§ Given entries
---

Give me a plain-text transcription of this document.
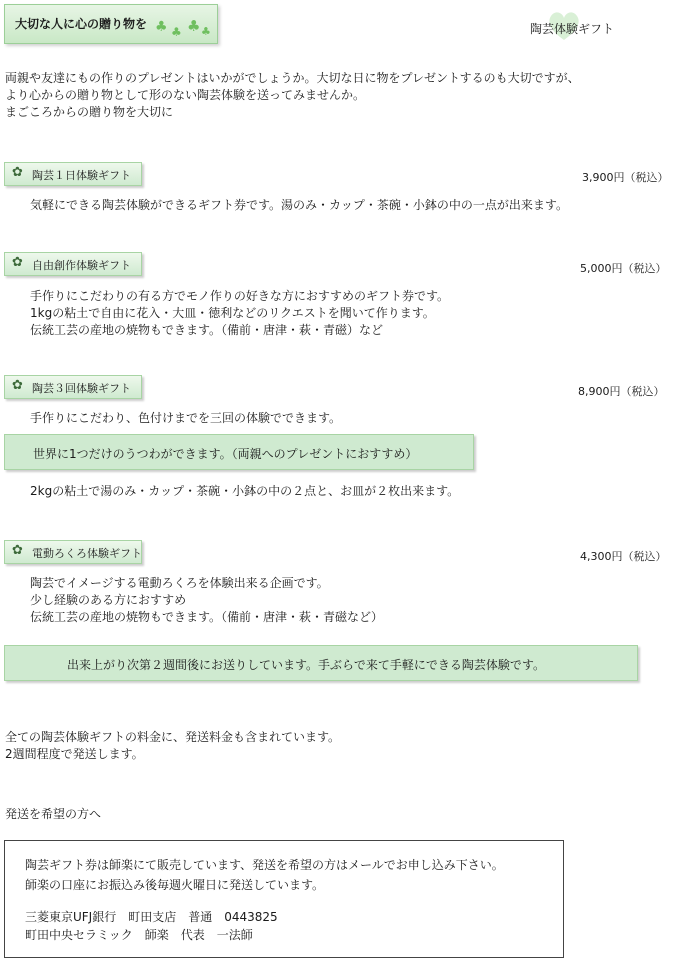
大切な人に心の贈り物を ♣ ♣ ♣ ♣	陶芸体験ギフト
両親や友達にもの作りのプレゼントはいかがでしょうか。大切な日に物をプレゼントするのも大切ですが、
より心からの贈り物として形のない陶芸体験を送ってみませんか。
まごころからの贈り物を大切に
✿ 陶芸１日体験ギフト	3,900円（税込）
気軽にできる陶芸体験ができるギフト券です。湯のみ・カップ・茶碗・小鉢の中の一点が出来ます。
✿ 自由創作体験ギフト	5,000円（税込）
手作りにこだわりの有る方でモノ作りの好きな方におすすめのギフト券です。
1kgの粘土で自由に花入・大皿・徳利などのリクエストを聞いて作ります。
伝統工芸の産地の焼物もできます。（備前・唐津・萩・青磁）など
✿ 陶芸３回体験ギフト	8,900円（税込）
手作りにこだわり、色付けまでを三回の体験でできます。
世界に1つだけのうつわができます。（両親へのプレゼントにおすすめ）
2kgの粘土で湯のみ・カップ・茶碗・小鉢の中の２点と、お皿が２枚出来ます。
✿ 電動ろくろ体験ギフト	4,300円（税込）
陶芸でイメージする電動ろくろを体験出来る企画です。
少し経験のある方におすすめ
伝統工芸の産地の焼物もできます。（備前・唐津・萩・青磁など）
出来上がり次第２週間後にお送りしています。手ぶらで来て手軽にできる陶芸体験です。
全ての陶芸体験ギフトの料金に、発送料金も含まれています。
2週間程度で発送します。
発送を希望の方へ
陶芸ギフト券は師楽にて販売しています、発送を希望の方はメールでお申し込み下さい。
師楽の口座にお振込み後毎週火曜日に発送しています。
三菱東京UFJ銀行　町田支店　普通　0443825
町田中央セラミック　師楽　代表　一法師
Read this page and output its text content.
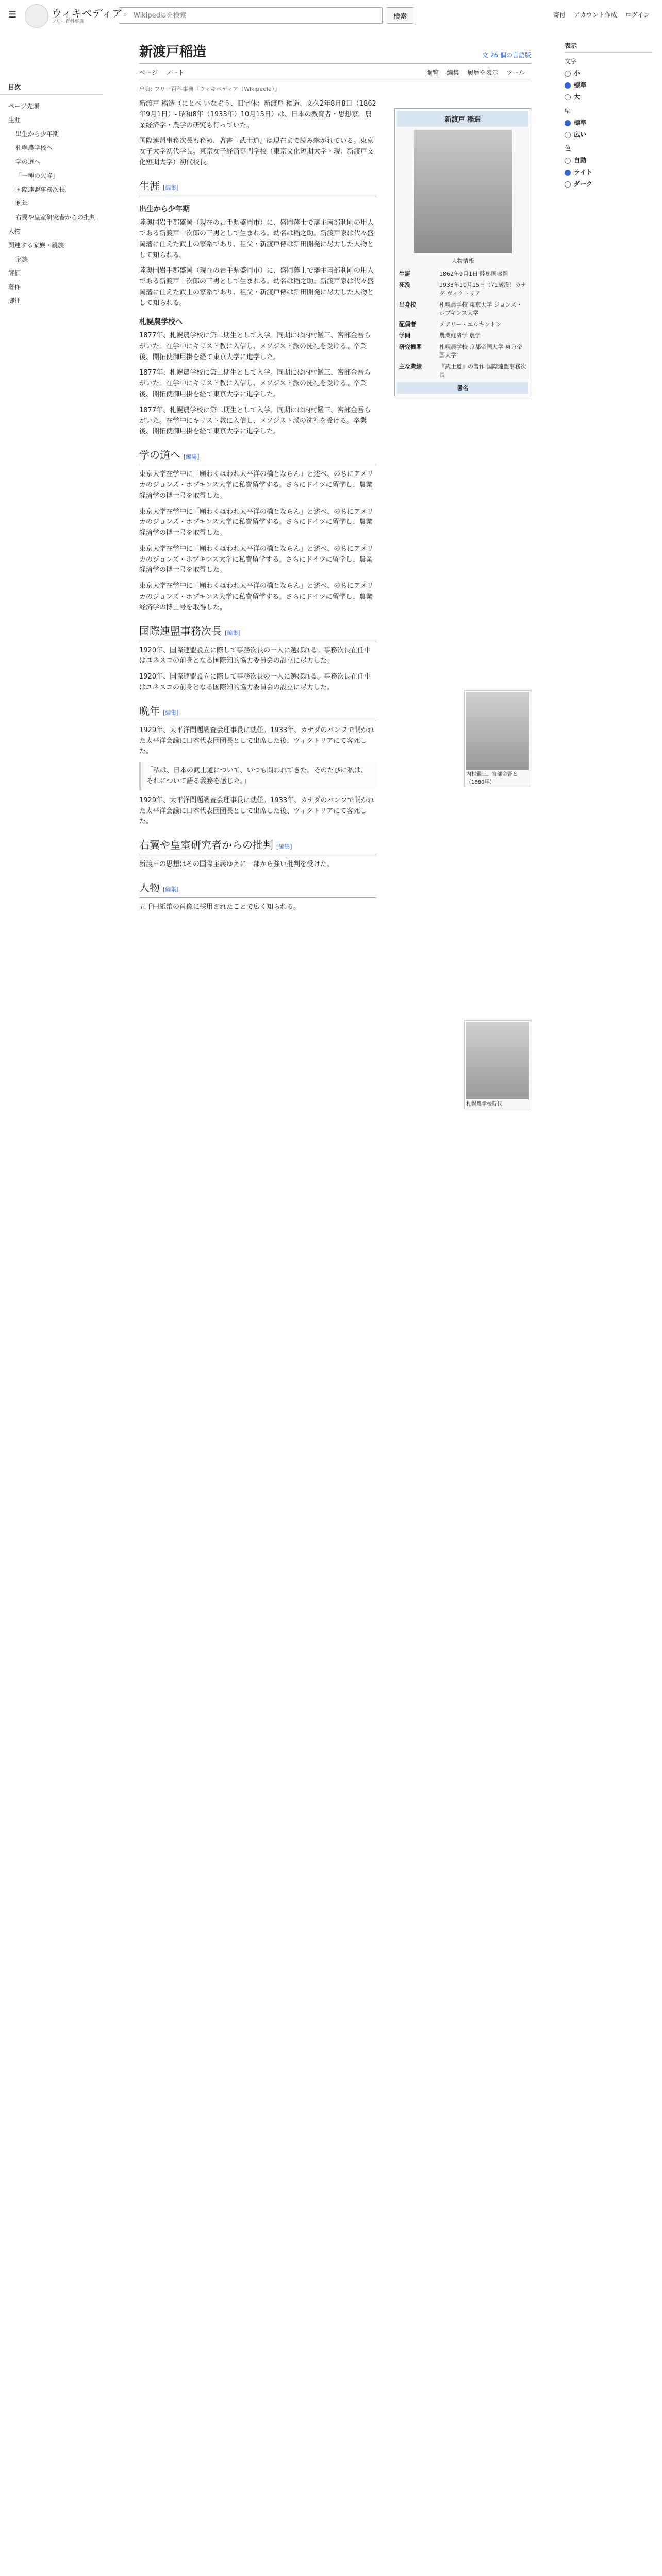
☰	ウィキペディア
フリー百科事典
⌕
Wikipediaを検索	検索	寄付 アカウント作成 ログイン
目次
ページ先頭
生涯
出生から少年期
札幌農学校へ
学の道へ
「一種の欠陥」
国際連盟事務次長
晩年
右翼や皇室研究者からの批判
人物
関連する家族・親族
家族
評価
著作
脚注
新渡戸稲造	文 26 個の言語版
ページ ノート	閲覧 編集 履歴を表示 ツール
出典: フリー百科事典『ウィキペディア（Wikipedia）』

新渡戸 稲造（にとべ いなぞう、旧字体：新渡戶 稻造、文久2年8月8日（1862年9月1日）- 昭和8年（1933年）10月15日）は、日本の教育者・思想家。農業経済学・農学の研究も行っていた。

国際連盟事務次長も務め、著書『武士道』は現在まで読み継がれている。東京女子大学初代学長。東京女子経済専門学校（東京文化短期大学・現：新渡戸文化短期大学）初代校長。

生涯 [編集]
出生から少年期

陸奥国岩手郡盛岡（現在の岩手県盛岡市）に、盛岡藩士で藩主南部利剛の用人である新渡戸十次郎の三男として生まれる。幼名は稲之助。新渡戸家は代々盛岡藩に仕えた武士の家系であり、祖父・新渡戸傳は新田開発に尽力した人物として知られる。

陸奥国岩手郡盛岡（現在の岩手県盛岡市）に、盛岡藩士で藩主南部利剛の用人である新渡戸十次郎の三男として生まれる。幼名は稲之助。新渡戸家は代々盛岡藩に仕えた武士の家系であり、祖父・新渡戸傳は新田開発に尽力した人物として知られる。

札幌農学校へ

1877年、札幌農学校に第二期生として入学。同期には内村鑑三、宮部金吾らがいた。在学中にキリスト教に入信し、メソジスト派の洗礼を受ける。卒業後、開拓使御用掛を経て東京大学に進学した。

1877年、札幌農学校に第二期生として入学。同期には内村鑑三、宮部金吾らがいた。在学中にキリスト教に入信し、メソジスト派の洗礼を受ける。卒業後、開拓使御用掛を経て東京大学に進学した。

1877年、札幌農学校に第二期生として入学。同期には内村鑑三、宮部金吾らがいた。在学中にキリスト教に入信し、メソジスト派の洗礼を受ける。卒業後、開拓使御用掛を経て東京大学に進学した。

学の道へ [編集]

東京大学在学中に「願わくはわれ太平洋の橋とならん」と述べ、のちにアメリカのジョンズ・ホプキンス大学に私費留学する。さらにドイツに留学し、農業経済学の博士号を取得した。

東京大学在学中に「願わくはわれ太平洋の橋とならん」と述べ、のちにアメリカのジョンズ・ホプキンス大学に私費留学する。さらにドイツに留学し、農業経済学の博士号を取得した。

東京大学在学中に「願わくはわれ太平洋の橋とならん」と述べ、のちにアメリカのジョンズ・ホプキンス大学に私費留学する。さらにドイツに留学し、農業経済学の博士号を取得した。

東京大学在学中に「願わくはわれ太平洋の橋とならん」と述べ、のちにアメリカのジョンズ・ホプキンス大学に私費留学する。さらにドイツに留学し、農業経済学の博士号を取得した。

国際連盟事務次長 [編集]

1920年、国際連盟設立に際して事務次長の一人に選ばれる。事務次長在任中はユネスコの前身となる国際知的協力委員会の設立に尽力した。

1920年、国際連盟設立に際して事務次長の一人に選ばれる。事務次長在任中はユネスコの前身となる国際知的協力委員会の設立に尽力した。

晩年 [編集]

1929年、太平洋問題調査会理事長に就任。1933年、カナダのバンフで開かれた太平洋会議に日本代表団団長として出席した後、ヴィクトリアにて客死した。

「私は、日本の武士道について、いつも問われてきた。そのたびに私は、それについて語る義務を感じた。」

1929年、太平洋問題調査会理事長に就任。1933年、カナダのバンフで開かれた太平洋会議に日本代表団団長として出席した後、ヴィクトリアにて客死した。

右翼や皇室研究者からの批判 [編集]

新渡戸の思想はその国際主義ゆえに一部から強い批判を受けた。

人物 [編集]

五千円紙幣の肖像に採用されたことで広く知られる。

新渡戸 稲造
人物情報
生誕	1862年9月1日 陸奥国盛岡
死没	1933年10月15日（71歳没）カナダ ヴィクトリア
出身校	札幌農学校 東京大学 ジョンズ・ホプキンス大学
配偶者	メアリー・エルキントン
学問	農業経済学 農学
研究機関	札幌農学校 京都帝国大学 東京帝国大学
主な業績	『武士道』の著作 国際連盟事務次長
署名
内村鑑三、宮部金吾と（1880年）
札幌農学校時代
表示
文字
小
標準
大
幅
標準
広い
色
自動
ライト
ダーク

---

§ Exercise goal
Scan the data above and copy every line with "フリー百科事典" in it.

§ Task result
フリー百科事典
出典: フリー百科事典『ウィキペディア（Wikipedia）』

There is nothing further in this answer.